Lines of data

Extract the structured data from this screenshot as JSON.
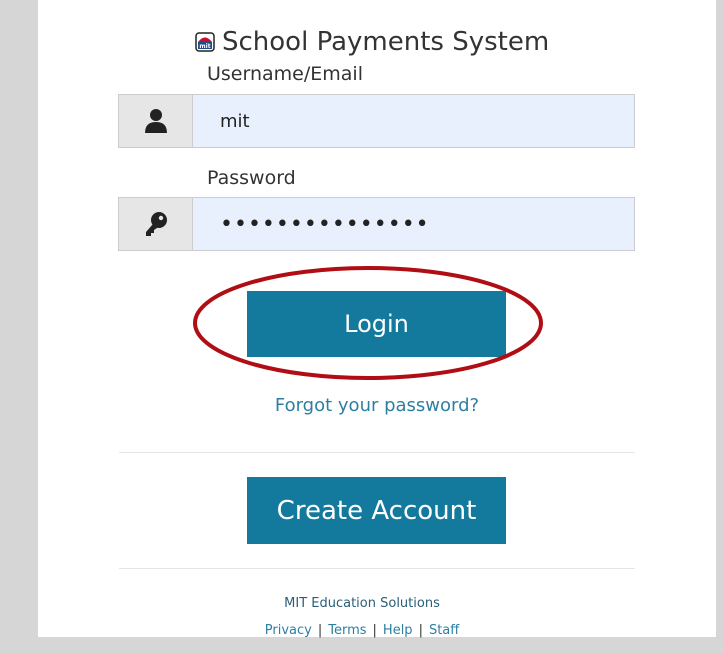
{
  "header": {
    "title": "School Payments System",
    "logo_text": "mit"
  },
  "login_form": {
    "username_label": "Username/Email",
    "username_value": "mit",
    "password_label": "Password",
    "password_value": "•••••••••••••••",
    "login_label": "Login",
    "forgot_label": "Forgot your password?",
    "create_account_label": "Create Account"
  },
  "footer": {
    "company": "MIT Education Solutions",
    "links": [
      "Privacy",
      "Terms",
      "Help",
      "Staff"
    ],
    "separator": "|"
  },
  "colors": {
    "accent": "#13799d",
    "highlight": "#b00d14",
    "link": "#2d7fa2",
    "input_fill": "#e8f0fe"
  },
  "annotations": {
    "highlighted_element": "login-button"
  }
}
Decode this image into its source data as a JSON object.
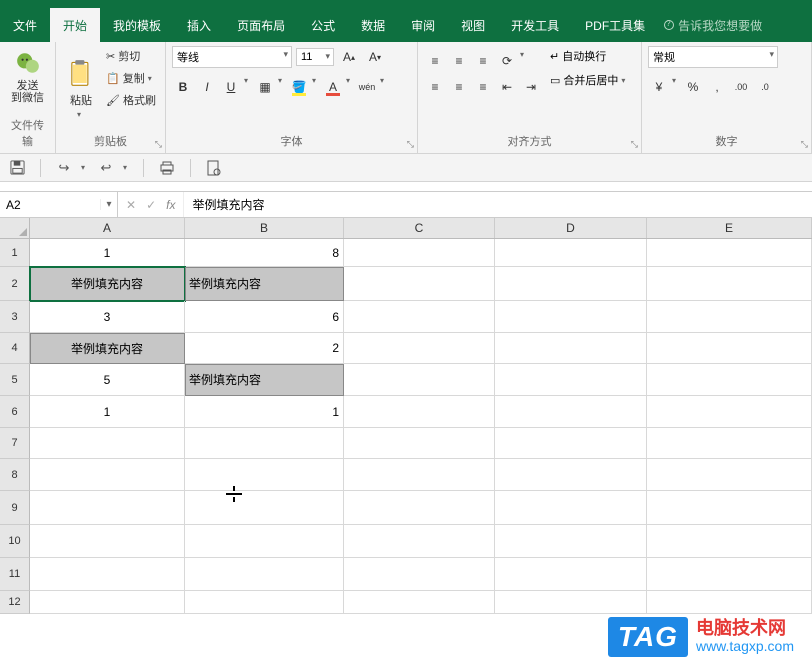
{
  "menu": {
    "file": "文件",
    "home": "开始",
    "templates": "我的模板",
    "insert": "插入",
    "layout": "页面布局",
    "formulas": "公式",
    "data": "数据",
    "review": "审阅",
    "view": "视图",
    "dev": "开发工具",
    "pdf": "PDF工具集",
    "tell": "告诉我您想要做"
  },
  "ribbon": {
    "send_wechat": "发送\n到微信",
    "filetransfer": "文件传输",
    "paste": "粘贴",
    "cut": "剪切",
    "copy": "复制",
    "format_painter": "格式刷",
    "clipboard": "剪贴板",
    "font_name": "等线",
    "font_size": "11",
    "bold": "B",
    "italic": "I",
    "underline": "U",
    "ruby": "wén",
    "font_group": "字体",
    "wrap": "自动换行",
    "merge": "合并后居中",
    "align_group": "对齐方式",
    "number_format": "常规",
    "number_group": "数字"
  },
  "namebox": "A2",
  "formula": "举例填充内容",
  "columns": {
    "A": "A",
    "B": "B",
    "C": "C",
    "D": "D",
    "E": "E"
  },
  "rows": [
    "1",
    "2",
    "3",
    "4",
    "5",
    "6",
    "7",
    "8",
    "9",
    "10",
    "11",
    "12"
  ],
  "cells": {
    "A1": "1",
    "B1": "8",
    "A2": "举例填充内容",
    "B2": "举例填充内容",
    "A3": "3",
    "B3": "6",
    "A4": "举例填充内容",
    "B4": "2",
    "A5": "5",
    "B5": "举例填充内容",
    "A6": "1",
    "B6": "1"
  },
  "watermark": {
    "tag": "TAG",
    "cn": "电脑技术网",
    "url": "www.tagxp.com"
  },
  "chart_data": {
    "type": "table",
    "columns": [
      "A",
      "B"
    ],
    "rows": [
      [
        "1",
        "8"
      ],
      [
        "举例填充内容",
        "举例填充内容"
      ],
      [
        "3",
        "6"
      ],
      [
        "举例填充内容",
        "2"
      ],
      [
        "5",
        "举例填充内容"
      ],
      [
        "1",
        "1"
      ]
    ]
  }
}
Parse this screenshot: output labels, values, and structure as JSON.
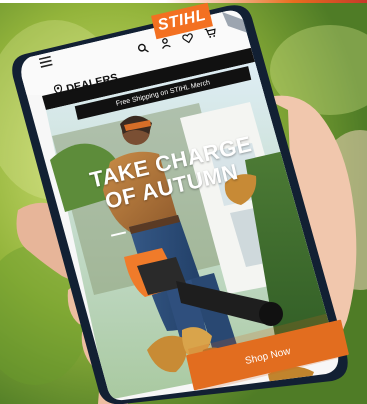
{
  "brand": {
    "logo_text": "STIHL",
    "accent_color": "#f37021"
  },
  "header": {
    "menu_icon": "menu-icon",
    "icons": [
      "search-icon",
      "account-icon",
      "heart-icon",
      "cart-icon"
    ]
  },
  "dealers": {
    "label": "DEALERS",
    "icon": "location-pin-icon"
  },
  "promo_bar": {
    "text": "Free Shipping on STIHL Merch"
  },
  "hero": {
    "title_line1": "TAKE CHARGE",
    "title_line2": "OF AUTUMN",
    "cta_label": "Shop Now"
  }
}
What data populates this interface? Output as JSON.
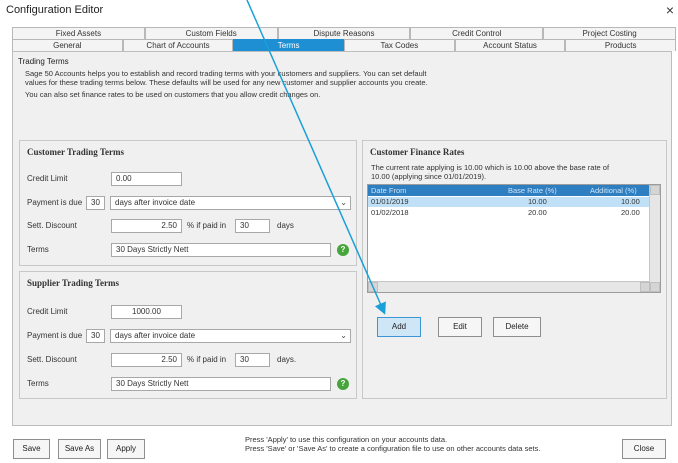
{
  "window": {
    "title": "Configuration Editor",
    "close_glyph": "×"
  },
  "tabs_row1": [
    "Fixed Assets",
    "Custom Fields",
    "Dispute Reasons",
    "Credit Control",
    "Project Costing"
  ],
  "tabs_row2": [
    "General",
    "Chart of Accounts",
    "Terms",
    "Tax Codes",
    "Account Status",
    "Products"
  ],
  "active_tab": "Terms",
  "section_title": "Trading Terms",
  "intro": {
    "line1": "Sage 50 Accounts helps you to establish and record trading terms with your customers and suppliers. You can set default",
    "line2": "values for these trading terms below. These defaults will be used for any new customer and supplier accounts you create.",
    "line3": "You can also set finance rates to be used on customers that you allow credit changes on."
  },
  "customer_terms": {
    "title": "Customer Trading Terms",
    "credit_limit_label": "Credit Limit",
    "credit_limit": "0.00",
    "payment_label": "Payment is due",
    "payment_days": "30",
    "payment_option": "days after invoice date",
    "discount_label": "Sett. Discount",
    "discount": "2.50",
    "if_paid_label": "% if paid in",
    "paid_days": "30",
    "days_label": "days",
    "terms_label": "Terms",
    "terms_value": "30 Days Strictly Nett"
  },
  "supplier_terms": {
    "title": "Supplier Trading Terms",
    "credit_limit_label": "Credit Limit",
    "credit_limit": "1000.00",
    "payment_label": "Payment is due",
    "payment_days": "30",
    "payment_option": "days after invoice date",
    "discount_label": "Sett. Discount",
    "discount": "2.50",
    "if_paid_label": "% if paid in",
    "paid_days": "30",
    "days_label": "days.",
    "terms_label": "Terms",
    "terms_value": "30 Days Strictly Nett"
  },
  "finance_rates": {
    "title": "Customer Finance Rates",
    "description_line1": "The current rate applying is 10.00 which is 10.00 above the base rate of",
    "description_line2": "10.00 (applying since 01/01/2019).",
    "columns": [
      "Date From",
      "Base Rate (%)",
      "Additional (%)"
    ],
    "rows": [
      {
        "date": "01/01/2019",
        "base": "10.00",
        "additional": "10.00"
      },
      {
        "date": "01/02/2018",
        "base": "20.00",
        "additional": "20.00"
      }
    ],
    "add_label": "Add",
    "edit_label": "Edit",
    "delete_label": "Delete"
  },
  "footer": {
    "save_label": "Save",
    "save_as_label": "Save As",
    "apply_label": "Apply",
    "note_line1": "Press 'Apply' to use this configuration on your accounts data.",
    "note_line2": "Press 'Save' or 'Save As' to create a configuration file to use on other accounts data sets.",
    "close_label": "Close"
  },
  "icons": {
    "help": "help-icon",
    "dropdown": "chevron-down-icon"
  },
  "colors": {
    "accent": "#1f8fd4",
    "grid_header": "#2e7fc2",
    "selected_row": "#bfe0f7",
    "help_green": "#46a53a"
  }
}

*Directions*
Leave out the pictures and output every record above precisely as given.

*Exercise output*
Extract the structured data from this screenshot as JSON.
{
  "header": {
    "title": "School Payments System",
    "logo_text": "mit"
  },
  "login_form": {
    "username_label": "Username/Email",
    "username_value": "mit",
    "password_label": "Password",
    "password_value": "•••••••••••••••",
    "login_label": "Login",
    "forgot_label": "Forgot your password?",
    "create_account_label": "Create Account"
  },
  "footer": {
    "company": "MIT Education Solutions",
    "links": [
      "Privacy",
      "Terms",
      "Help",
      "Staff"
    ],
    "separator": "|"
  },
  "colors": {
    "accent": "#13799d",
    "highlight": "#b00d14",
    "link": "#2d7fa2",
    "input_fill": "#e8f0fe"
  },
  "annotations": {
    "highlighted_element": "login-button"
  }
}
Decode this image into its source data as a JSON object.
{
  "menu": {
    "file": "文件",
    "home": "开始",
    "templates": "我的模板",
    "insert": "插入",
    "layout": "页面布局",
    "formulas": "公式",
    "data": "数据",
    "review": "审阅",
    "view": "视图",
    "dev": "开发工具",
    "pdf": "PDF工具集",
    "tell": "告诉我您想要做"
  },
  "ribbon": {
    "send_wechat": "发送\n到微信",
    "filetransfer": "文件传输",
    "paste": "粘贴",
    "cut": "剪切",
    "copy": "复制",
    "format_painter": "格式刷",
    "clipboard": "剪贴板",
    "font_name": "等线",
    "font_size": "11",
    "bold": "B",
    "italic": "I",
    "underline": "U",
    "ruby": "wén",
    "font_group": "字体",
    "wrap": "自动换行",
    "merge": "合并后居中",
    "align_group": "对齐方式",
    "number_format": "常规",
    "number_group": "数字"
  },
  "namebox": "A2",
  "formula": "举例填充内容",
  "columns": {
    "A": "A",
    "B": "B",
    "C": "C",
    "D": "D",
    "E": "E"
  },
  "rows": [
    "1",
    "2",
    "3",
    "4",
    "5",
    "6",
    "7",
    "8",
    "9",
    "10",
    "11",
    "12"
  ],
  "cells": {
    "A1": "1",
    "B1": "8",
    "A2": "举例填充内容",
    "B2": "举例填充内容",
    "A3": "3",
    "B3": "6",
    "A4": "举例填充内容",
    "B4": "2",
    "A5": "5",
    "B5": "举例填充内容",
    "A6": "1",
    "B6": "1"
  },
  "watermark": {
    "tag": "TAG",
    "cn": "电脑技术网",
    "url": "www.tagxp.com"
  },
  "chart_data": {
    "type": "table",
    "columns": [
      "A",
      "B"
    ],
    "rows": [
      [
        "1",
        "8"
      ],
      [
        "举例填充内容",
        "举例填充内容"
      ],
      [
        "3",
        "6"
      ],
      [
        "举例填充内容",
        "2"
      ],
      [
        "5",
        "举例填充内容"
      ],
      [
        "1",
        "1"
      ]
    ]
  }
}
Parse this screenshot: output labels, values, and structure as JSON.
{
  "brand": {
    "logo_text": "STIHL",
    "accent_color": "#f37021"
  },
  "header": {
    "menu_icon": "menu-icon",
    "icons": [
      "search-icon",
      "account-icon",
      "heart-icon",
      "cart-icon"
    ]
  },
  "dealers": {
    "label": "DEALERS",
    "icon": "location-pin-icon"
  },
  "promo_bar": {
    "text": "Free Shipping on STIHL Merch"
  },
  "hero": {
    "title_line1": "TAKE CHARGE",
    "title_line2": "OF AUTUMN",
    "cta_label": "Shop Now"
  }
}
What data populates this interface? Output as JSON.
{
  "window": {
    "title": "Configuration Editor",
    "close_glyph": "×"
  },
  "tabs_row1": [
    "Fixed Assets",
    "Custom Fields",
    "Dispute Reasons",
    "Credit Control",
    "Project Costing"
  ],
  "tabs_row2": [
    "General",
    "Chart of Accounts",
    "Terms",
    "Tax Codes",
    "Account Status",
    "Products"
  ],
  "active_tab": "Terms",
  "section_title": "Trading Terms",
  "intro": {
    "line1": "Sage 50 Accounts helps you to establish and record trading terms with your customers and suppliers. You can set default",
    "line2": "values for these trading terms below. These defaults will be used for any new customer and supplier accounts you create.",
    "line3": "You can also set finance rates to be used on customers that you allow credit changes on."
  },
  "customer_terms": {
    "title": "Customer Trading Terms",
    "credit_limit_label": "Credit Limit",
    "credit_limit": "0.00",
    "payment_label": "Payment is due",
    "payment_days": "30",
    "payment_option": "days after invoice date",
    "discount_label": "Sett. Discount",
    "discount": "2.50",
    "if_paid_label": "% if paid in",
    "paid_days": "30",
    "days_label": "days",
    "terms_label": "Terms",
    "terms_value": "30 Days Strictly Nett"
  },
  "supplier_terms": {
    "title": "Supplier Trading Terms",
    "credit_limit_label": "Credit Limit",
    "credit_limit": "1000.00",
    "payment_label": "Payment is due",
    "payment_days": "30",
    "payment_option": "days after invoice date",
    "discount_label": "Sett. Discount",
    "discount": "2.50",
    "if_paid_label": "% if paid in",
    "paid_days": "30",
    "days_label": "days.",
    "terms_label": "Terms",
    "terms_value": "30 Days Strictly Nett"
  },
  "finance_rates": {
    "title": "Customer Finance Rates",
    "description_line1": "The current rate applying is 10.00 which is 10.00 above the base rate of",
    "description_line2": "10.00 (applying since 01/01/2019).",
    "columns": [
      "Date From",
      "Base Rate (%)",
      "Additional (%)"
    ],
    "rows": [
      {
        "date": "01/01/2019",
        "base": "10.00",
        "additional": "10.00"
      },
      {
        "date": "01/02/2018",
        "base": "20.00",
        "additional": "20.00"
      }
    ],
    "add_label": "Add",
    "edit_label": "Edit",
    "delete_label": "Delete"
  },
  "footer": {
    "save_label": "Save",
    "save_as_label": "Save As",
    "apply_label": "Apply",
    "note_line1": "Press 'Apply' to use this configuration on your accounts data.",
    "note_line2": "Press 'Save' or 'Save As' to create a configuration file to use on other accounts data sets.",
    "close_label": "Close"
  },
  "icons": {
    "help": "help-icon",
    "dropdown": "chevron-down-icon"
  },
  "colors": {
    "accent": "#1f8fd4",
    "grid_header": "#2e7fc2",
    "selected_row": "#bfe0f7",
    "help_green": "#46a53a"
  }
}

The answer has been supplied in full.